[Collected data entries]
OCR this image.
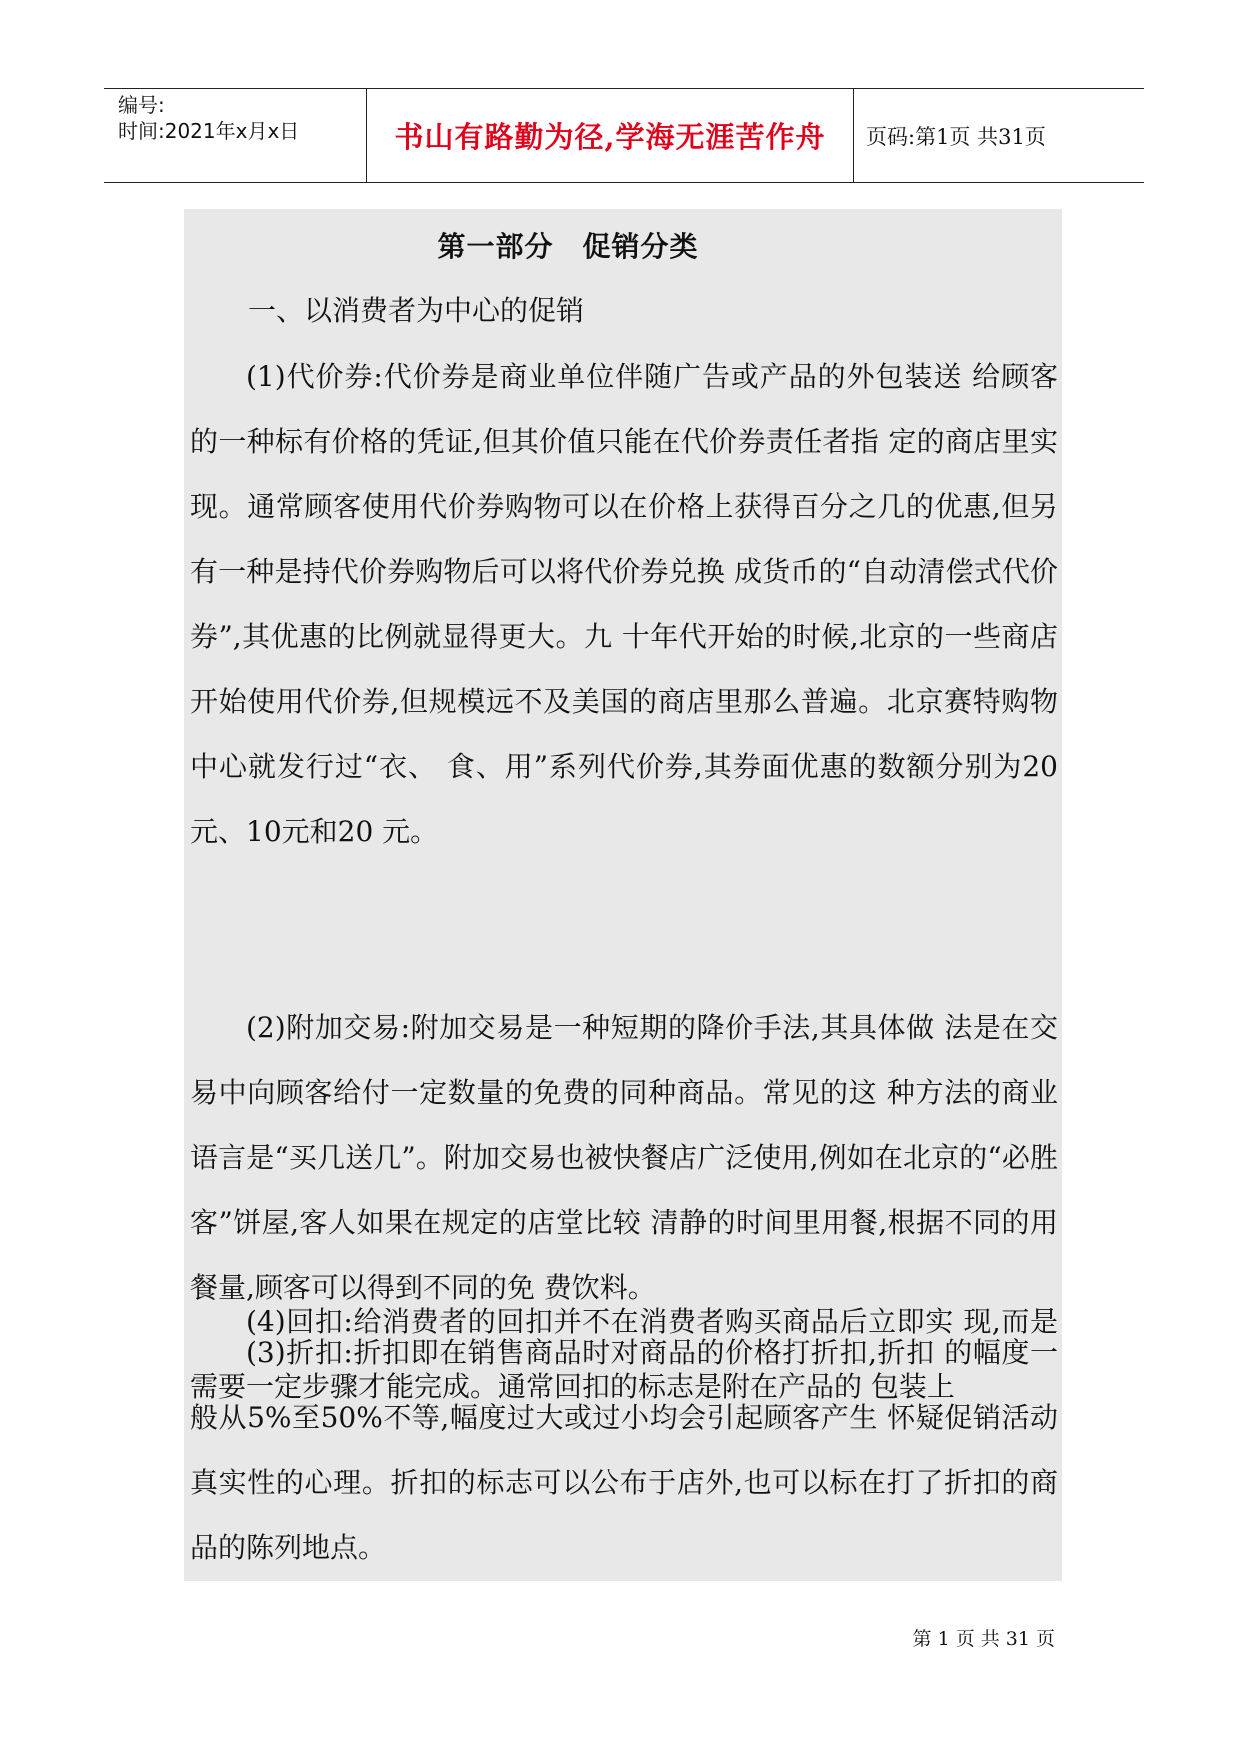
编号:
时间:2021年x月x日	书山有路勤为径,学海无涯苦作舟 页码:第1页 共31页
第一部分　促销分类
一、以消费者为中心的促销
(1)代价券:代价券是商业单位伴随广告或产品的外包装送 给顾客的一种标有价格的凭证,但其价值只能在代价券责任者指 定的商店里实现。通常顾客使用代价券购物可以在价格上获得百分之几的优惠,但另有一种是持代价券购物后可以将代价券兑换 成货币的“自动清偿式代价券”,其优惠的比例就显得更大。九 十年代开始的时候,北京的一些商店开始使用代价券,但规模远不及美国的商店里那么普遍。北京赛特购物中心就发行过“衣、 食、用”系列代价券,其券面优惠的数额分别为20元、10元和20 元。
(2)附加交易:附加交易是一种短期的降价手法,其具体做 法是在交易中向顾客给付一定数量的免费的同种商品。常见的这 种方法的商业语言是“买几送几”。附加交易也被快餐店广泛使用,例如在北京的“必胜客”饼屋,客人如果在规定的店堂比较 清静的时间里用餐,根据不同的用餐量,顾客可以得到不同的免 费饮料。
(3)折扣:折扣即在销售商品时对商品的价格打折扣,折扣 的幅度一般从5%至50%不等,幅度过大或过小均会引起顾客产生 怀疑促销活动真实性的心理。折扣的标志可以公布于店外,也可以标在打了折扣的商品的陈列地点。
(4)回扣:给消费者的回扣并不在消费者购买商品后立即实 现,而是需要一定步骤才能完成。通常回扣的标志是附在产品的 包装上
第 1 页 共 31 页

# Task prompt
Transcribe every entry word for word, but omit the pictures.

# Finished answer
OCR this image.
编号:
时间:2021年x月x日	书山有路勤为径,学海无涯苦作舟 页码:第1页 共31页
第一部分　促销分类
一、以消费者为中心的促销
(1)代价券:代价券是商业单位伴随广告或产品的外包装送 给顾客的一种标有价格的凭证,但其价值只能在代价券责任者指 定的商店里实现。通常顾客使用代价券购物可以在价格上获得百分之几的优惠,但另有一种是持代价券购物后可以将代价券兑换 成货币的“自动清偿式代价券”,其优惠的比例就显得更大。九 十年代开始的时候,北京的一些商店开始使用代价券,但规模远不及美国的商店里那么普遍。北京赛特购物中心就发行过“衣、 食、用”系列代价券,其券面优惠的数额分别为20元、10元和20 元。
(2)附加交易:附加交易是一种短期的降价手法,其具体做 法是在交易中向顾客给付一定数量的免费的同种商品。常见的这 种方法的商业语言是“买几送几”。附加交易也被快餐店广泛使用,例如在北京的“必胜客”饼屋,客人如果在规定的店堂比较 清静的时间里用餐,根据不同的用餐量,顾客可以得到不同的免 费饮料。
(3)折扣:折扣即在销售商品时对商品的价格打折扣,折扣 的幅度一般从5%至50%不等,幅度过大或过小均会引起顾客产生 怀疑促销活动真实性的心理。折扣的标志可以公布于店外,也可以标在打了折扣的商品的陈列地点。
(4)回扣:给消费者的回扣并不在消费者购买商品后立即实 现,而是需要一定步骤才能完成。通常回扣的标志是附在产品的 包装上
第 1 页 共 31 页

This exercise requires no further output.